[Extracted records]
· · · ·

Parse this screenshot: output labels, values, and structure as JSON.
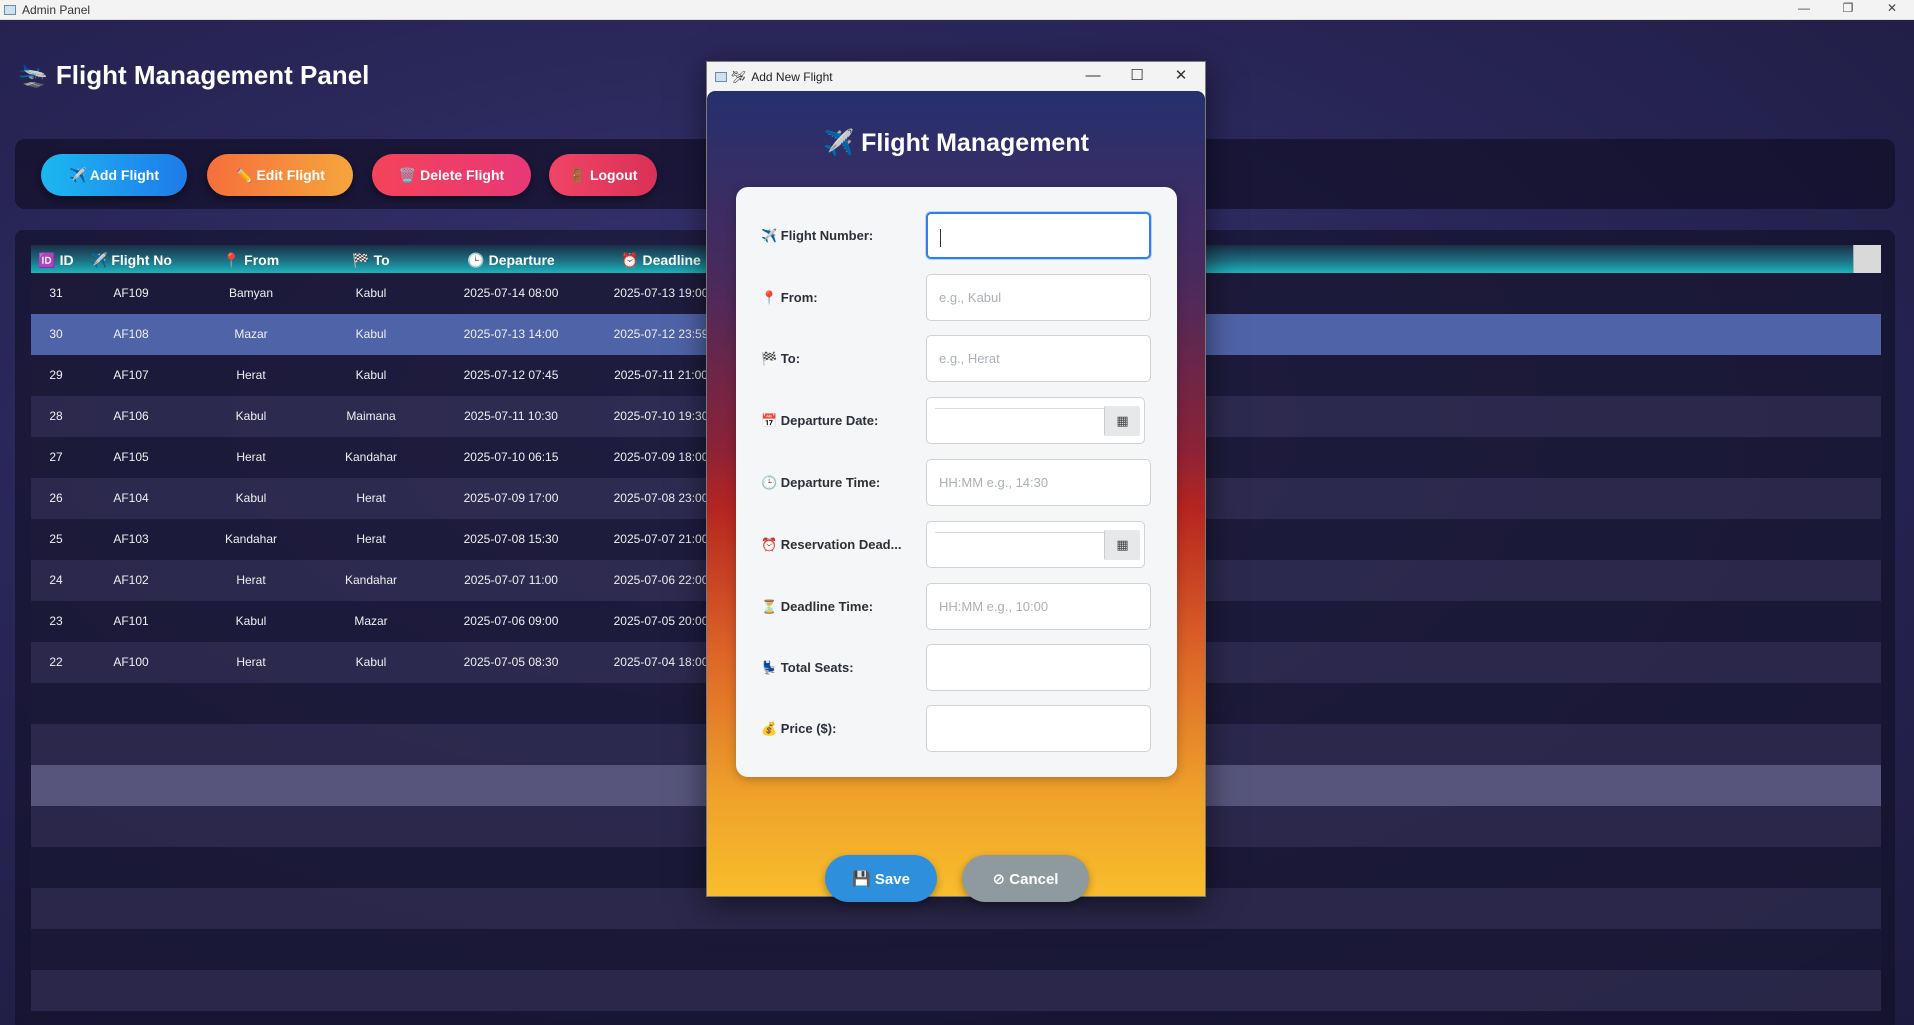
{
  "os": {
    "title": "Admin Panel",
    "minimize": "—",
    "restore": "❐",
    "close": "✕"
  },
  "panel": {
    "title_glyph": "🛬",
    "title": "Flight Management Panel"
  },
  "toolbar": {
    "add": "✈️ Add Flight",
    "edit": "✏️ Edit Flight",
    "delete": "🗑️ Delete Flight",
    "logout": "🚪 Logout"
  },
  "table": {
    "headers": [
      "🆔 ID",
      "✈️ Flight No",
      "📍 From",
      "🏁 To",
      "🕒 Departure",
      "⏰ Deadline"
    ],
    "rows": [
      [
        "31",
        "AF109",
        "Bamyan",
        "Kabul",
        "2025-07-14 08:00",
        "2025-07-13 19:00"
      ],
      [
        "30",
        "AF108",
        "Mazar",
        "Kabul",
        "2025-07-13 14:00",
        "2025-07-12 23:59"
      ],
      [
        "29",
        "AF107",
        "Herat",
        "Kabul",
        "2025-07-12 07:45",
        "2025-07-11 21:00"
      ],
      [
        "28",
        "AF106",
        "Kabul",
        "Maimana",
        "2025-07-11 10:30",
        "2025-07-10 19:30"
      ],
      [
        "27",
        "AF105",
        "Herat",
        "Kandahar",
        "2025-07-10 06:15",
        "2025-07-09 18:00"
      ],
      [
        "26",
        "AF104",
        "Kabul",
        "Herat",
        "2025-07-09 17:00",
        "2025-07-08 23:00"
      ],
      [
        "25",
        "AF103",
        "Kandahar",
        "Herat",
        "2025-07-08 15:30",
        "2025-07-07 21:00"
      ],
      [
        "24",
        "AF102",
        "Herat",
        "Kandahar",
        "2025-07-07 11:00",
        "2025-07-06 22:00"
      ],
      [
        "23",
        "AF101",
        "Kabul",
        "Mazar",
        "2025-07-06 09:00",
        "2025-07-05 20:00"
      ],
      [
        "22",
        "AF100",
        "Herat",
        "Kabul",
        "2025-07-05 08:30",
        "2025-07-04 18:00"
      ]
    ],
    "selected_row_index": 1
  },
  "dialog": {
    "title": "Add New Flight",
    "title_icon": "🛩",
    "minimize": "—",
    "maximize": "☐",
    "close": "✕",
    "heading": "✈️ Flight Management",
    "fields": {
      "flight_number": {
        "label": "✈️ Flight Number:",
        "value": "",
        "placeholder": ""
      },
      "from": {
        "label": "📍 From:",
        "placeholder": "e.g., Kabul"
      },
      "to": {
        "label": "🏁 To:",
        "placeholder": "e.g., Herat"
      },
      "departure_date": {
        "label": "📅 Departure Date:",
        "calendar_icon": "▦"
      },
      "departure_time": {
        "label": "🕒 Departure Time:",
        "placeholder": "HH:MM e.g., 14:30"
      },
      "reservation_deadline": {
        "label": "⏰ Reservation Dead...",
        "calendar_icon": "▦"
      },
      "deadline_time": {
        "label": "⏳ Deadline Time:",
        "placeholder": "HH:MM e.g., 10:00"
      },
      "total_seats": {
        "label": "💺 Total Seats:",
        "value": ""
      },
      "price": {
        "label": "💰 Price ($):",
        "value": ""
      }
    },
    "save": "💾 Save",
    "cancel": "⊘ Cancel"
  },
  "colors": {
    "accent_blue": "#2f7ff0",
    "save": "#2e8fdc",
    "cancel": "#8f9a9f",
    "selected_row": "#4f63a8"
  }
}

· · · ·

### YOUR TASK
Copy every line of the data exactly as written, excluding the pictures.

### THE SOLUTION
Parse this screenshot: output labels, values, and structure as JSON.
{
  "os": {
    "title": "Admin Panel",
    "minimize": "—",
    "restore": "❐",
    "close": "✕"
  },
  "panel": {
    "title_glyph": "🛬",
    "title": "Flight Management Panel"
  },
  "toolbar": {
    "add": "✈️ Add Flight",
    "edit": "✏️ Edit Flight",
    "delete": "🗑️ Delete Flight",
    "logout": "🚪 Logout"
  },
  "table": {
    "headers": [
      "🆔 ID",
      "✈️ Flight No",
      "📍 From",
      "🏁 To",
      "🕒 Departure",
      "⏰ Deadline"
    ],
    "rows": [
      [
        "31",
        "AF109",
        "Bamyan",
        "Kabul",
        "2025-07-14 08:00",
        "2025-07-13 19:00"
      ],
      [
        "30",
        "AF108",
        "Mazar",
        "Kabul",
        "2025-07-13 14:00",
        "2025-07-12 23:59"
      ],
      [
        "29",
        "AF107",
        "Herat",
        "Kabul",
        "2025-07-12 07:45",
        "2025-07-11 21:00"
      ],
      [
        "28",
        "AF106",
        "Kabul",
        "Maimana",
        "2025-07-11 10:30",
        "2025-07-10 19:30"
      ],
      [
        "27",
        "AF105",
        "Herat",
        "Kandahar",
        "2025-07-10 06:15",
        "2025-07-09 18:00"
      ],
      [
        "26",
        "AF104",
        "Kabul",
        "Herat",
        "2025-07-09 17:00",
        "2025-07-08 23:00"
      ],
      [
        "25",
        "AF103",
        "Kandahar",
        "Herat",
        "2025-07-08 15:30",
        "2025-07-07 21:00"
      ],
      [
        "24",
        "AF102",
        "Herat",
        "Kandahar",
        "2025-07-07 11:00",
        "2025-07-06 22:00"
      ],
      [
        "23",
        "AF101",
        "Kabul",
        "Mazar",
        "2025-07-06 09:00",
        "2025-07-05 20:00"
      ],
      [
        "22",
        "AF100",
        "Herat",
        "Kabul",
        "2025-07-05 08:30",
        "2025-07-04 18:00"
      ]
    ],
    "selected_row_index": 1
  },
  "dialog": {
    "title": "Add New Flight",
    "title_icon": "🛩",
    "minimize": "—",
    "maximize": "☐",
    "close": "✕",
    "heading": "✈️ Flight Management",
    "fields": {
      "flight_number": {
        "label": "✈️ Flight Number:",
        "value": "",
        "placeholder": ""
      },
      "from": {
        "label": "📍 From:",
        "placeholder": "e.g., Kabul"
      },
      "to": {
        "label": "🏁 To:",
        "placeholder": "e.g., Herat"
      },
      "departure_date": {
        "label": "📅 Departure Date:",
        "calendar_icon": "▦"
      },
      "departure_time": {
        "label": "🕒 Departure Time:",
        "placeholder": "HH:MM e.g., 14:30"
      },
      "reservation_deadline": {
        "label": "⏰ Reservation Dead...",
        "calendar_icon": "▦"
      },
      "deadline_time": {
        "label": "⏳ Deadline Time:",
        "placeholder": "HH:MM e.g., 10:00"
      },
      "total_seats": {
        "label": "💺 Total Seats:",
        "value": ""
      },
      "price": {
        "label": "💰 Price ($):",
        "value": ""
      }
    },
    "save": "💾 Save",
    "cancel": "⊘ Cancel"
  },
  "colors": {
    "accent_blue": "#2f7ff0",
    "save": "#2e8fdc",
    "cancel": "#8f9a9f",
    "selected_row": "#4f63a8"
  }
}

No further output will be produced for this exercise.